▶ [WRITTEN TASK] Omit images. Retype all entries verbatim.

▶ [MATERIAL]
++++++++++++++++++++
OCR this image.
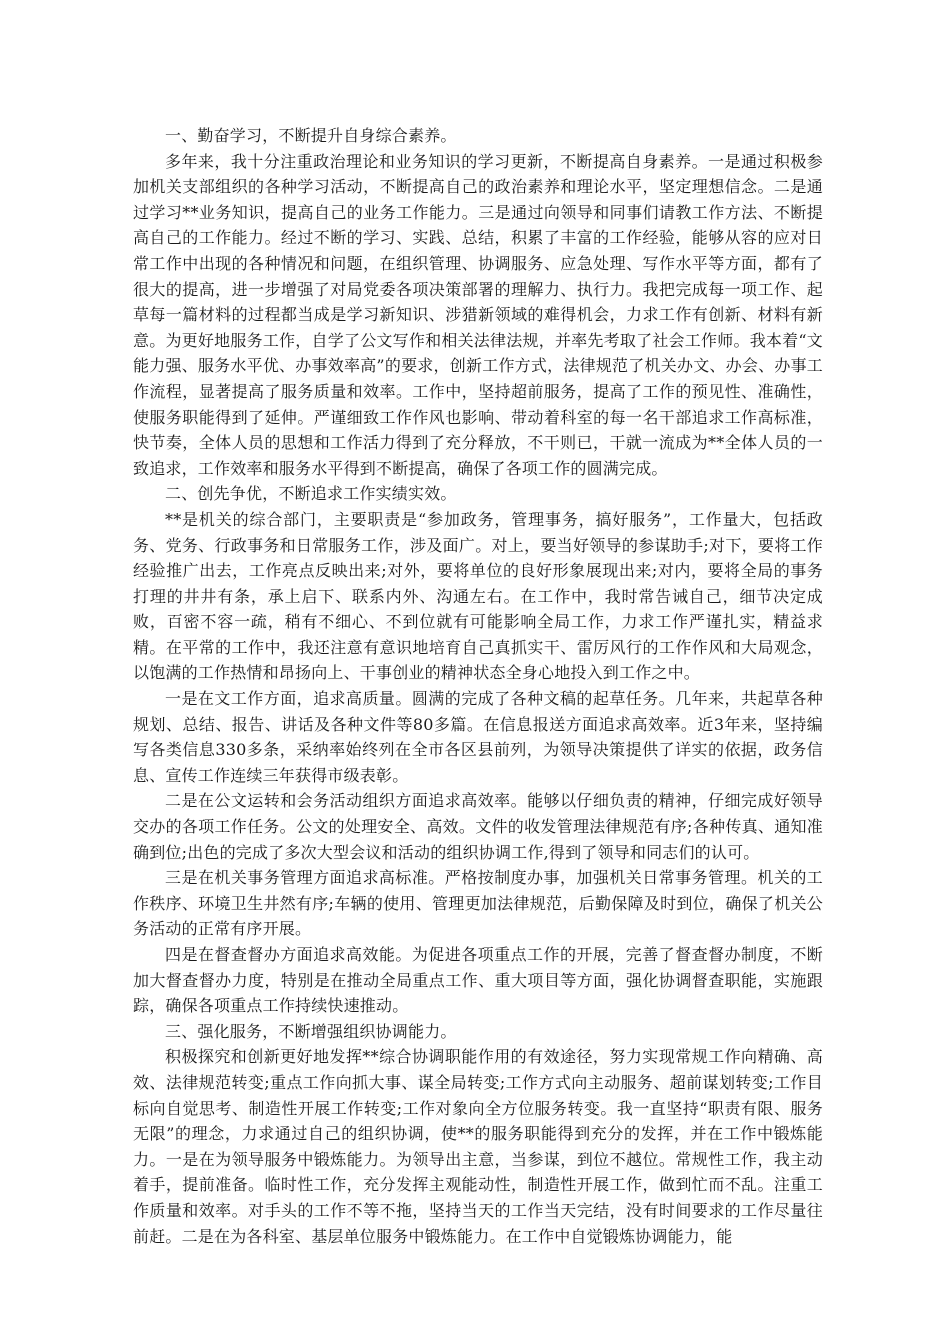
一、勤奋学习，不断提升自身综合素养。

多年来，我十分注重政治理论和业务知识的学习更新，不断提高自身素养。一是通过积极参加机关支部组织的各种学习活动，不断提高自己的政治素养和理论水平，坚定理想信念。二是通过学习**业务知识，提高自己的业务工作能力。三是通过向领导和同事们请教工作方法、不断提高自己的工作能力。经过不断的学习、实践、总结，积累了丰富的工作经验，能够从容的应对日常工作中出现的各种情况和问题，在组织管理、协调服务、应急处理、写作水平等方面，都有了很大的提高，进一步增强了对局党委各项决策部署的理解力、执行力。我把完成每一项工作、起草每一篇材料的过程都当成是学习新知识、涉猎新领域的难得机会，力求工作有创新、材料有新意。为更好地服务工作，自学了公文写作和相关法律法规，并率先考取了社会工作师。我本着“文能力强、服务水平优、办事效率高”的要求，创新工作方式，法律规范了机关办文、办会、办事工作流程，显著提高了服务质量和效率。工作中，坚持超前服务，提高了工作的预见性、准确性，使服务职能得到了延伸。严谨细致工作作风也影响、带动着科室的每一名干部追求工作高标准，快节奏，全体人员的思想和工作活力得到了充分释放，不干则已，干就一流成为**全体人员的一致追求，工作效率和服务水平得到不断提高，确保了各项工作的圆满完成。

二、创先争优，不断追求工作实绩实效。

**是机关的综合部门，主要职责是“参加政务，管理事务，搞好服务”，工作量大，包括政务、党务、行政事务和日常服务工作，涉及面广。对上，要当好领导的参谋助手;对下，要将工作经验推广出去，工作亮点反映出来;对外，要将单位的良好形象展现出来;对内，要将全局的事务打理的井井有条，承上启下、联系内外、沟通左右。在工作中，我时常告诫自己，细节决定成败，百密不容一疏，稍有不细心、不到位就有可能影响全局工作，力求工作严谨扎实，精益求精。在平常的工作中，我还注意有意识地培育自己真抓实干、雷厉风行的工作作风和大局观念，以饱满的工作热情和昂扬向上、干事创业的精神状态全身心地投入到工作之中。

一是在文工作方面，追求高质量。圆满的完成了各种文稿的起草任务。几年来，共起草各种规划、总结、报告、讲话及各种文件等80多篇。在信息报送方面追求高效率。近3年来，坚持编写各类信息330多条，采纳率始终列在全市各区县前列，为领导决策提供了详实的依据，政务信息、宣传工作连续三年获得市级表彰。

二是在公文运转和会务活动组织方面追求高效率。能够以仔细负责的精神，仔细完成好领导交办的各项工作任务。公文的处理安全、高效。文件的收发管理法律规范有序;各种传真、通知准确到位;出色的完成了多次大型会议和活动的组织协调工作,得到了领导和同志们的认可。

三是在机关事务管理方面追求高标准。严格按制度办事，加强机关日常事务管理。机关的工作秩序、环境卫生井然有序;车辆的使用、管理更加法律规范，后勤保障及时到位，确保了机关公务活动的正常有序开展。

四是在督查督办方面追求高效能。为促进各项重点工作的开展，完善了督查督办制度，不断加大督查督办力度，特别是在推动全局重点工作、重大项目等方面，强化协调督查职能，实施跟踪，确保各项重点工作持续快速推动。

三、强化服务，不断增强组织协调能力。

积极探究和创新更好地发挥**综合协调职能作用的有效途径，努力实现常规工作向精确、高效、法律规范转变;重点工作向抓大事、谋全局转变;工作方式向主动服务、超前谋划转变;工作目标向自觉思考、制造性开展工作转变;工作对象向全方位服务转变。我一直坚持“职责有限、服务无限”的理念，力求通过自己的组织协调，使**的服务职能得到充分的发挥，并在工作中锻炼能力。一是在为领导服务中锻炼能力。为领导出主意，当参谋，到位不越位。常规性工作，我主动着手，提前准备。临时性工作，充分发挥主观能动性，制造性开展工作，做到忙而不乱。注重工作质量和效率。对手头的工作不等不拖，坚持当天的工作当天完结，没有时间要求的工作尽量往前赶。二是在为各科室、基层单位服务中锻炼能力。在工作中自觉锻炼协调能力，能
++++++++++++++++++++
▶ [ANSWER TO THIS TASK]
OCR this image.
一、勤奋学习，不断提升自身综合素养。

多年来，我十分注重政治理论和业务知识的学习更新，不断提高自身素养。一是通过积极参加机关支部组织的各种学习活动，不断提高自己的政治素养和理论水平，坚定理想信念。二是通过学习**业务知识，提高自己的业务工作能力。三是通过向领导和同事们请教工作方法、不断提高自己的工作能力。经过不断的学习、实践、总结，积累了丰富的工作经验，能够从容的应对日常工作中出现的各种情况和问题，在组织管理、协调服务、应急处理、写作水平等方面，都有了很大的提高，进一步增强了对局党委各项决策部署的理解力、执行力。我把完成每一项工作、起草每一篇材料的过程都当成是学习新知识、涉猎新领域的难得机会，力求工作有创新、材料有新意。为更好地服务工作，自学了公文写作和相关法律法规，并率先考取了社会工作师。我本着“文能力强、服务水平优、办事效率高”的要求，创新工作方式，法律规范了机关办文、办会、办事工作流程，显著提高了服务质量和效率。工作中，坚持超前服务，提高了工作的预见性、准确性，使服务职能得到了延伸。严谨细致工作作风也影响、带动着科室的每一名干部追求工作高标准，快节奏，全体人员的思想和工作活力得到了充分释放，不干则已，干就一流成为**全体人员的一致追求，工作效率和服务水平得到不断提高，确保了各项工作的圆满完成。

二、创先争优，不断追求工作实绩实效。

**是机关的综合部门，主要职责是“参加政务，管理事务，搞好服务”，工作量大，包括政务、党务、行政事务和日常服务工作，涉及面广。对上，要当好领导的参谋助手;对下，要将工作经验推广出去，工作亮点反映出来;对外，要将单位的良好形象展现出来;对内，要将全局的事务打理的井井有条，承上启下、联系内外、沟通左右。在工作中，我时常告诫自己，细节决定成败，百密不容一疏，稍有不细心、不到位就有可能影响全局工作，力求工作严谨扎实，精益求精。在平常的工作中，我还注意有意识地培育自己真抓实干、雷厉风行的工作作风和大局观念，以饱满的工作热情和昂扬向上、干事创业的精神状态全身心地投入到工作之中。

一是在文工作方面，追求高质量。圆满的完成了各种文稿的起草任务。几年来，共起草各种规划、总结、报告、讲话及各种文件等80多篇。在信息报送方面追求高效率。近3年来，坚持编写各类信息330多条，采纳率始终列在全市各区县前列，为领导决策提供了详实的依据，政务信息、宣传工作连续三年获得市级表彰。

二是在公文运转和会务活动组织方面追求高效率。能够以仔细负责的精神，仔细完成好领导交办的各项工作任务。公文的处理安全、高效。文件的收发管理法律规范有序;各种传真、通知准确到位;出色的完成了多次大型会议和活动的组织协调工作,得到了领导和同志们的认可。

三是在机关事务管理方面追求高标准。严格按制度办事，加强机关日常事务管理。机关的工作秩序、环境卫生井然有序;车辆的使用、管理更加法律规范，后勤保障及时到位，确保了机关公务活动的正常有序开展。

四是在督查督办方面追求高效能。为促进各项重点工作的开展，完善了督查督办制度，不断加大督查督办力度，特别是在推动全局重点工作、重大项目等方面，强化协调督查职能，实施跟踪，确保各项重点工作持续快速推动。

三、强化服务，不断增强组织协调能力。

积极探究和创新更好地发挥**综合协调职能作用的有效途径，努力实现常规工作向精确、高效、法律规范转变;重点工作向抓大事、谋全局转变;工作方式向主动服务、超前谋划转变;工作目标向自觉思考、制造性开展工作转变;工作对象向全方位服务转变。我一直坚持“职责有限、服务无限”的理念，力求通过自己的组织协调，使**的服务职能得到充分的发挥，并在工作中锻炼能力。一是在为领导服务中锻炼能力。为领导出主意，当参谋，到位不越位。常规性工作，我主动着手，提前准备。临时性工作，充分发挥主观能动性，制造性开展工作，做到忙而不乱。注重工作质量和效率。对手头的工作不等不拖，坚持当天的工作当天完结，没有时间要求的工作尽量往前赶。二是在为各科室、基层单位服务中锻炼能力。在工作中自觉锻炼协调能力，能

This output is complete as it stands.